- What needs to be done
Write out every line of the material below verbatim, omitting the pictures.

- Listed records
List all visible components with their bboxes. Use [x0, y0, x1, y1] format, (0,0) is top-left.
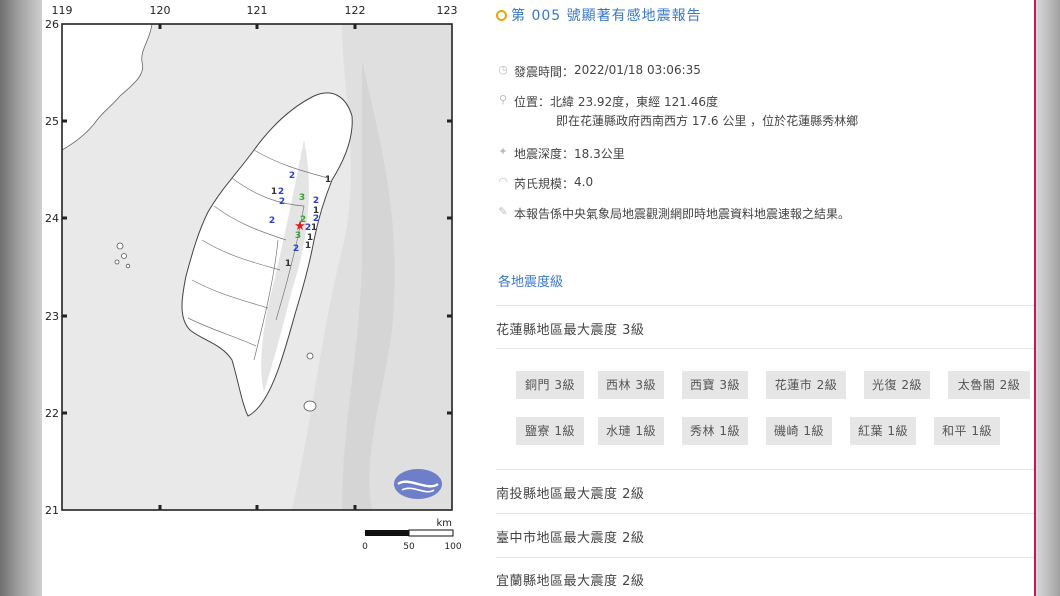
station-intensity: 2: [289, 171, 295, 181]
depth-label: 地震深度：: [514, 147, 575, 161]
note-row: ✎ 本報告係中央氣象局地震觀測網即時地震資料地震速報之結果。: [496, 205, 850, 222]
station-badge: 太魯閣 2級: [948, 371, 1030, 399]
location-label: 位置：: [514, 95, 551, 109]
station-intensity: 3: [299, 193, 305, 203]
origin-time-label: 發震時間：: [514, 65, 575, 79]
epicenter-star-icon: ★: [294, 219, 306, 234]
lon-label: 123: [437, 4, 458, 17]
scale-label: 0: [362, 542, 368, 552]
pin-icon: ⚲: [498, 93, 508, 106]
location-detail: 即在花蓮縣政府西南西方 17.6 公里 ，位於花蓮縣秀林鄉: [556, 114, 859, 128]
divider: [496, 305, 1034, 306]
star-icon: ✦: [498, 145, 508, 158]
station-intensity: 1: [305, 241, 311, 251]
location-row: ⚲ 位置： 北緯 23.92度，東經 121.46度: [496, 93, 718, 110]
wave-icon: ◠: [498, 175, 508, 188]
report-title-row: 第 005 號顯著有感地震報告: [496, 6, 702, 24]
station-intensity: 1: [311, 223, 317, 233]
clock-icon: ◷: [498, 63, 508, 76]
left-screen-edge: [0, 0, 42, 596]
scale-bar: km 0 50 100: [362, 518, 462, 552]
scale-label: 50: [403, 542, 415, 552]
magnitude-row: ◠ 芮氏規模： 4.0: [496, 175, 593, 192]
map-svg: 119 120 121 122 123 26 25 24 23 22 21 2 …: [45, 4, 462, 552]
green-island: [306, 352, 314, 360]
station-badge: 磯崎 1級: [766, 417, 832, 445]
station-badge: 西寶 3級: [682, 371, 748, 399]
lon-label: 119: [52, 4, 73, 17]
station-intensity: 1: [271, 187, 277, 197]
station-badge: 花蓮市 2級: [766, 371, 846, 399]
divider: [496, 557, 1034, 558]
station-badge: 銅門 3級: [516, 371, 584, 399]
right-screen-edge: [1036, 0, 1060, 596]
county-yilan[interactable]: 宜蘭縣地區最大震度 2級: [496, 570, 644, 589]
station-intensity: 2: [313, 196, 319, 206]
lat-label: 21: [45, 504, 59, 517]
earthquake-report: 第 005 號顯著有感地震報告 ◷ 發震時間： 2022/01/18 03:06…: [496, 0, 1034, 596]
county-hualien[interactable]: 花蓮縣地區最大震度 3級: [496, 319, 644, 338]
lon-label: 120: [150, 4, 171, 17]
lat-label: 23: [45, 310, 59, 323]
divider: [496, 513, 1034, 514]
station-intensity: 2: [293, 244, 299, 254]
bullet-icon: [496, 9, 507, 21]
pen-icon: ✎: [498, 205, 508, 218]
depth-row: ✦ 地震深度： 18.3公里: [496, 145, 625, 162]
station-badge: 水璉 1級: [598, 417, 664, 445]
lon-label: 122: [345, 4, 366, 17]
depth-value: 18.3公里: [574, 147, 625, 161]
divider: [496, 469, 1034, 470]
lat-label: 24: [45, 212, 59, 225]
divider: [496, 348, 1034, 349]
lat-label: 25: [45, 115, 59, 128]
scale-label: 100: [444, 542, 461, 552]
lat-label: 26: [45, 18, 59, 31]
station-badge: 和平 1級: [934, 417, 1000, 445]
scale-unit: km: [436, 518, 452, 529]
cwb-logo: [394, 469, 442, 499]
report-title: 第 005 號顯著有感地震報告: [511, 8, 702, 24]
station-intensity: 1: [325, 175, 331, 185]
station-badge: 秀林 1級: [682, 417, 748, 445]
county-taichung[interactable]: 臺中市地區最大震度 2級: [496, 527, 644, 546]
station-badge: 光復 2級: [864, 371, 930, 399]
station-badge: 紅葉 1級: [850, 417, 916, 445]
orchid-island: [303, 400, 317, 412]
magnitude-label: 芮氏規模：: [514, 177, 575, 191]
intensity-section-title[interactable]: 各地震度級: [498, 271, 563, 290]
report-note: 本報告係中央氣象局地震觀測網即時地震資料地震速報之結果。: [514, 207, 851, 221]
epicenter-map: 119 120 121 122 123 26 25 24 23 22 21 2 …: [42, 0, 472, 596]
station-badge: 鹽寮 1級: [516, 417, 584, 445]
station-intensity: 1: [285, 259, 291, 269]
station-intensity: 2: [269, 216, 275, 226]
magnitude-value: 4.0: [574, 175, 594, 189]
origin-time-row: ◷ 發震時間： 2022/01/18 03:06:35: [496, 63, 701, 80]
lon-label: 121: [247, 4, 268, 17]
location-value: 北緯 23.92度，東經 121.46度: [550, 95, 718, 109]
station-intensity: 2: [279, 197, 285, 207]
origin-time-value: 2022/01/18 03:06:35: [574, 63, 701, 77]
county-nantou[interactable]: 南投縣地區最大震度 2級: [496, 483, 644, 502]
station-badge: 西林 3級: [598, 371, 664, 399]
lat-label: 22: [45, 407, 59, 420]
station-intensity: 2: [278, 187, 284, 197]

- Completed task
List all visible components with their bboxes. Use [x0, y0, x1, y1] format, (0,0) is top-left.
station-intensity: 2: [289, 171, 295, 181]
depth-label: 地震深度：: [514, 147, 575, 161]
note-row: ✎ 本報告係中央氣象局地震觀測網即時地震資料地震速報之結果。: [496, 205, 850, 222]
station-badge: 太魯閣 2級: [948, 371, 1030, 399]
location-label: 位置：: [514, 95, 551, 109]
station-intensity: 3: [299, 193, 305, 203]
origin-time-label: 發震時間：: [514, 65, 575, 79]
epicenter-star-icon: ★: [294, 219, 306, 234]
lon-label: 123: [437, 4, 458, 17]
scale-label: 0: [362, 542, 368, 552]
pin-icon: ⚲: [498, 93, 508, 106]
location-detail: 即在花蓮縣政府西南西方 17.6 公里 ，位於花蓮縣秀林鄉: [556, 114, 859, 128]
divider: [496, 305, 1034, 306]
star-icon: ✦: [498, 145, 508, 158]
station-intensity: 1: [305, 241, 311, 251]
location-row: ⚲ 位置： 北緯 23.92度，東經 121.46度: [496, 93, 718, 110]
wave-icon: ◠: [498, 175, 508, 188]
report-title-row: 第 005 號顯著有感地震報告: [496, 6, 702, 24]
station-intensity: 1: [311, 223, 317, 233]
clock-icon: ◷: [498, 63, 508, 76]
left-screen-edge: [0, 0, 42, 596]
scale-bar: km 0 50 100: [362, 518, 462, 552]
scale-label: 50: [403, 542, 415, 552]
magnitude-row: ◠ 芮氏規模： 4.0: [496, 175, 593, 192]
map-svg: 119 120 121 122 123 26 25 24 23 22 21 2 …: [45, 4, 462, 552]
green-island: [306, 352, 314, 360]
station-badge: 磯崎 1級: [766, 417, 832, 445]
station-badge: 西寶 3級: [682, 371, 748, 399]
lon-label: 119: [52, 4, 73, 17]
station-intensity: 1: [271, 187, 277, 197]
station-badge: 花蓮市 2級: [766, 371, 846, 399]
divider: [496, 557, 1034, 558]
station-badge: 銅門 3級: [516, 371, 584, 399]
right-screen-edge: [1036, 0, 1060, 596]
county-yilan[interactable]: 宜蘭縣地區最大震度 2級: [496, 570, 644, 589]
station-intensity: 2: [313, 196, 319, 206]
lat-label: 21: [45, 504, 59, 517]
earthquake-report: 第 005 號顯著有感地震報告 ◷ 發震時間： 2022/01/18 03:06…: [496, 0, 1034, 596]
county-hualien[interactable]: 花蓮縣地區最大震度 3級: [496, 319, 644, 338]
lon-label: 120: [150, 4, 171, 17]
lat-label: 23: [45, 310, 59, 323]
divider: [496, 513, 1034, 514]
station-intensity: 2: [293, 244, 299, 254]
bullet-icon: [496, 9, 507, 21]
pen-icon: ✎: [498, 205, 508, 218]
depth-row: ✦ 地震深度： 18.3公里: [496, 145, 625, 162]
station-badge: 水璉 1級: [598, 417, 664, 445]
lon-label: 122: [345, 4, 366, 17]
depth-value: 18.3公里: [574, 147, 625, 161]
divider: [496, 469, 1034, 470]
lat-label: 24: [45, 212, 59, 225]
divider: [496, 348, 1034, 349]
lat-label: 25: [45, 115, 59, 128]
scale-label: 100: [444, 542, 461, 552]
lat-label: 26: [45, 18, 59, 31]
station-badge: 和平 1級: [934, 417, 1000, 445]
scale-unit: km: [436, 518, 452, 529]
cwb-logo: [394, 469, 442, 499]
report-title: 第 005 號顯著有感地震報告: [511, 8, 702, 24]
station-intensity: 1: [325, 175, 331, 185]
station-badge: 秀林 1級: [682, 417, 748, 445]
county-taichung[interactable]: 臺中市地區最大震度 2級: [496, 527, 644, 546]
station-badge: 光復 2級: [864, 371, 930, 399]
station-badge: 紅葉 1級: [850, 417, 916, 445]
orchid-island: [303, 400, 317, 412]
magnitude-label: 芮氏規模：: [514, 177, 575, 191]
intensity-section-title[interactable]: 各地震度級: [498, 271, 563, 290]
report-note: 本報告係中央氣象局地震觀測網即時地震資料地震速報之結果。: [514, 207, 851, 221]
epicenter-map: 119 120 121 122 123 26 25 24 23 22 21 2 …: [42, 0, 472, 596]
station-badge: 鹽寮 1級: [516, 417, 584, 445]
station-intensity: 1: [285, 259, 291, 269]
station-intensity: 2: [269, 216, 275, 226]
magnitude-value: 4.0: [574, 175, 594, 189]
origin-time-row: ◷ 發震時間： 2022/01/18 03:06:35: [496, 63, 701, 80]
lon-label: 121: [247, 4, 268, 17]
location-value: 北緯 23.92度，東經 121.46度: [550, 95, 718, 109]
station-intensity: 2: [279, 197, 285, 207]
origin-time-value: 2022/01/18 03:06:35: [574, 63, 701, 77]
county-nantou[interactable]: 南投縣地區最大震度 2級: [496, 483, 644, 502]
station-badge: 西林 3級: [598, 371, 664, 399]
lat-label: 22: [45, 407, 59, 420]
station-intensity: 2: [278, 187, 284, 197]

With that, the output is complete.